*Problem statement*. Copy the records below verbatim, from their first line through the line that contains "svg-text:Oligomeric α-syn ELISA: Oligomeric".

• • • • • • •

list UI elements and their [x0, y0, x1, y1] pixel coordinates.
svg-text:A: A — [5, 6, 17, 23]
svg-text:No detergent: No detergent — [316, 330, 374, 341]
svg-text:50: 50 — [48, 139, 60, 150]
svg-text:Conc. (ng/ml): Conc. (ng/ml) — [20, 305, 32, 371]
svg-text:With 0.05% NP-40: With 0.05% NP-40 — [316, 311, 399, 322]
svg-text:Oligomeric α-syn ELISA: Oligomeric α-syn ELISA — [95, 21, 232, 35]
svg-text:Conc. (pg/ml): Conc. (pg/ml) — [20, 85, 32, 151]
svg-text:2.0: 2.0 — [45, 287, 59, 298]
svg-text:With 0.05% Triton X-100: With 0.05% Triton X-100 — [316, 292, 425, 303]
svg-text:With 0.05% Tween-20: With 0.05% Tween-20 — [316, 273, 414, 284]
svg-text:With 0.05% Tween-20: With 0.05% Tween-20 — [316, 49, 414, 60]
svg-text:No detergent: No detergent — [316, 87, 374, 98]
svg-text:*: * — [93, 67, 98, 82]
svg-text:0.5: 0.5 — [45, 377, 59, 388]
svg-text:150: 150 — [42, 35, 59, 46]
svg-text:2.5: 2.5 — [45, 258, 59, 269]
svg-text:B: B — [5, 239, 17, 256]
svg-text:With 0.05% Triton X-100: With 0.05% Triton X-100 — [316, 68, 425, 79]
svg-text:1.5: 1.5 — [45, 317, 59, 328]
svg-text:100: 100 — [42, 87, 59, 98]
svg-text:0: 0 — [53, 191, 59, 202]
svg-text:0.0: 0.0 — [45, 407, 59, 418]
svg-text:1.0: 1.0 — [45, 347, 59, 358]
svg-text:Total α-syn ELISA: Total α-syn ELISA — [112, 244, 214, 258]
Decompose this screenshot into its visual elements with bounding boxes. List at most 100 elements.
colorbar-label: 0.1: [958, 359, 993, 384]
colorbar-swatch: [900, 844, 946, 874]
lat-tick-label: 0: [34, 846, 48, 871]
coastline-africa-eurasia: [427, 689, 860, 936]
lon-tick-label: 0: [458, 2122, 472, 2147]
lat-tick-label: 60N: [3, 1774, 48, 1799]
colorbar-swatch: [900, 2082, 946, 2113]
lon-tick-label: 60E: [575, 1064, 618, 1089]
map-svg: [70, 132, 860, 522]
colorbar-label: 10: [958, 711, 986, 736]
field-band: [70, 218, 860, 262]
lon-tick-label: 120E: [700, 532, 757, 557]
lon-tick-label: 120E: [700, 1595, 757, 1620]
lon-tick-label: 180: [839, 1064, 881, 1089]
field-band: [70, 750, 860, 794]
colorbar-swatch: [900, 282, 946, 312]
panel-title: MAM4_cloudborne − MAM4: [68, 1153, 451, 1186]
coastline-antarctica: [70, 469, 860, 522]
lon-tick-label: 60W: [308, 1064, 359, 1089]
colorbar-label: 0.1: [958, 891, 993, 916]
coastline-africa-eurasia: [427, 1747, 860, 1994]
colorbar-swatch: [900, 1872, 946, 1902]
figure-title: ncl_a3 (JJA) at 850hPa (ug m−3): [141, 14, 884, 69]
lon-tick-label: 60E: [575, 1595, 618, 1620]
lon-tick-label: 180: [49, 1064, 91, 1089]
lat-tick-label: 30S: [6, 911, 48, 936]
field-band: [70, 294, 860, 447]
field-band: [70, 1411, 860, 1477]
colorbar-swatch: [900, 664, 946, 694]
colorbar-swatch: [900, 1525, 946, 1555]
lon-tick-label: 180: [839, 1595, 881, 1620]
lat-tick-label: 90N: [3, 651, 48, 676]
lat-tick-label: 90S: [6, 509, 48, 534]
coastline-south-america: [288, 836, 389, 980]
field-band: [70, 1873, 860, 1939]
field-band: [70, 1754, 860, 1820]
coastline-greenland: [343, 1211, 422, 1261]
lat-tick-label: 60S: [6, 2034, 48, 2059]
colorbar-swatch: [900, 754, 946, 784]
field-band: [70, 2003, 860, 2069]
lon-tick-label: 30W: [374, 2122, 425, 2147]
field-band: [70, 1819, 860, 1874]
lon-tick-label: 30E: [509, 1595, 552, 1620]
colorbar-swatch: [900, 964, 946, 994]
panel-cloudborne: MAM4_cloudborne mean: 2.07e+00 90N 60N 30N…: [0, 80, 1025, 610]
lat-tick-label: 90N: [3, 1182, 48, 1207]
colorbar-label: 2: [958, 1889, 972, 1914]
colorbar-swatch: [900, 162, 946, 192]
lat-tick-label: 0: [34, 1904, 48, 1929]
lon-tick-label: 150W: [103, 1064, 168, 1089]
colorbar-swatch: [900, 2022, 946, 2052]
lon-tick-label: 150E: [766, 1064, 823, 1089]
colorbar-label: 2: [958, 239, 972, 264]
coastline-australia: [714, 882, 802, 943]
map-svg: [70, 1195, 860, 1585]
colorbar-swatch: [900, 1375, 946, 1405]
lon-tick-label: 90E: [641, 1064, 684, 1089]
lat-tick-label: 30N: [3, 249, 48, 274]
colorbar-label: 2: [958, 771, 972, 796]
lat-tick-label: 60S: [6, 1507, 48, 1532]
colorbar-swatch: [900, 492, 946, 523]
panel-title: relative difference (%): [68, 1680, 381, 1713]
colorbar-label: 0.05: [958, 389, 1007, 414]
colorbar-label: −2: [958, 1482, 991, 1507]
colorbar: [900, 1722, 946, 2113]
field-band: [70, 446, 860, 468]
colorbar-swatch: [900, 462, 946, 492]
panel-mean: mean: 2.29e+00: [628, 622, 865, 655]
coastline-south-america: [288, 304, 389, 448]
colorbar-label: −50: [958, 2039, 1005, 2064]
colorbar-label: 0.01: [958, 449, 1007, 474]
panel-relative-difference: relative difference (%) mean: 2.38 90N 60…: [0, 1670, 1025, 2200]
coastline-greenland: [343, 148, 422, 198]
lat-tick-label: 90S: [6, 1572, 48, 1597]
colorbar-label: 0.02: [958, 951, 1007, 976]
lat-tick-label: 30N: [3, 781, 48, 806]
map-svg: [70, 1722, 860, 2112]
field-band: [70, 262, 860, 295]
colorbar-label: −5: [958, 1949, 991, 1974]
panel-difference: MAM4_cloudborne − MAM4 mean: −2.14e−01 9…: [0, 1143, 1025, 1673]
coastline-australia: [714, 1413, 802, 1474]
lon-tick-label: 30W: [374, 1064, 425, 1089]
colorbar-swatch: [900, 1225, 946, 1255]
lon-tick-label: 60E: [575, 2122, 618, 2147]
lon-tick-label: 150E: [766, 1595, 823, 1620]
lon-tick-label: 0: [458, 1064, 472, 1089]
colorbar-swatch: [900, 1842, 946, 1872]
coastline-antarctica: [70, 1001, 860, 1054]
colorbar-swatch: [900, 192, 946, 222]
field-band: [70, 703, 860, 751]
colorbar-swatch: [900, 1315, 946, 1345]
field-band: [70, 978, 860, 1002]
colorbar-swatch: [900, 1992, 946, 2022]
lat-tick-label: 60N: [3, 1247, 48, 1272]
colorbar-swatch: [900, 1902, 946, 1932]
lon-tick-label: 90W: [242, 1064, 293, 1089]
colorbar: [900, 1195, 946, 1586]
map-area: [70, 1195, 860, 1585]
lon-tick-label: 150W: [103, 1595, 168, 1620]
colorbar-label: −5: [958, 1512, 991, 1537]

• • • • • • •

*Correct output*.
list UI elements and their [x0, y0, x1, y1] pixel coordinates.
svg-text:A: A — [5, 6, 17, 23]
svg-text:No detergent: No detergent — [316, 330, 374, 341]
svg-text:50: 50 — [48, 139, 60, 150]
svg-text:Conc. (ng/ml): Conc. (ng/ml) — [20, 305, 32, 371]
svg-text:With 0.05% NP-40: With 0.05% NP-40 — [316, 311, 399, 322]
svg-text:Oligomeric α-syn ELISA: Oligomeric α-syn ELISA — [95, 21, 232, 35]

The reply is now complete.